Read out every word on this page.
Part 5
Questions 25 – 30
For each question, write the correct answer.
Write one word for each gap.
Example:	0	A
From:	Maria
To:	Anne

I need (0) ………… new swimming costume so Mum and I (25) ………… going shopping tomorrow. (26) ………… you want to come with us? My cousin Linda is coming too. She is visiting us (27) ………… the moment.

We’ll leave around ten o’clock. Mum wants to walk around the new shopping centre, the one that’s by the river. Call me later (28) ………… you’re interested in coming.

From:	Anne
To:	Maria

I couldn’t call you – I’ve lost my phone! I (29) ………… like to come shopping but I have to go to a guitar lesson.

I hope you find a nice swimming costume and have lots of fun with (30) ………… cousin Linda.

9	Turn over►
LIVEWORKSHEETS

* * *

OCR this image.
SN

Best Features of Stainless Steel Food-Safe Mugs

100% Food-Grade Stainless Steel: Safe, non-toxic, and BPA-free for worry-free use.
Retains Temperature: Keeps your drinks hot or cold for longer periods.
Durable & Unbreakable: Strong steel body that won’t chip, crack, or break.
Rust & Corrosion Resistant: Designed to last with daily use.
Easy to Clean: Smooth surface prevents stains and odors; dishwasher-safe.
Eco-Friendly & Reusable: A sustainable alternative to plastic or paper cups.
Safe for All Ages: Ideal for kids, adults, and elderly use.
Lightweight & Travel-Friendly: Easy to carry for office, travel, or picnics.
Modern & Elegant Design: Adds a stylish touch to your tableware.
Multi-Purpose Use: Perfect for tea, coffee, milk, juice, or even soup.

**What you are asked to do:** Search the data for "your". Copy every matching line.

**Task response:**
Retains Temperature: Keeps your drinks hot or cold for longer periods.
Modern & Elegant Design: Adds a stylish touch to your tableware.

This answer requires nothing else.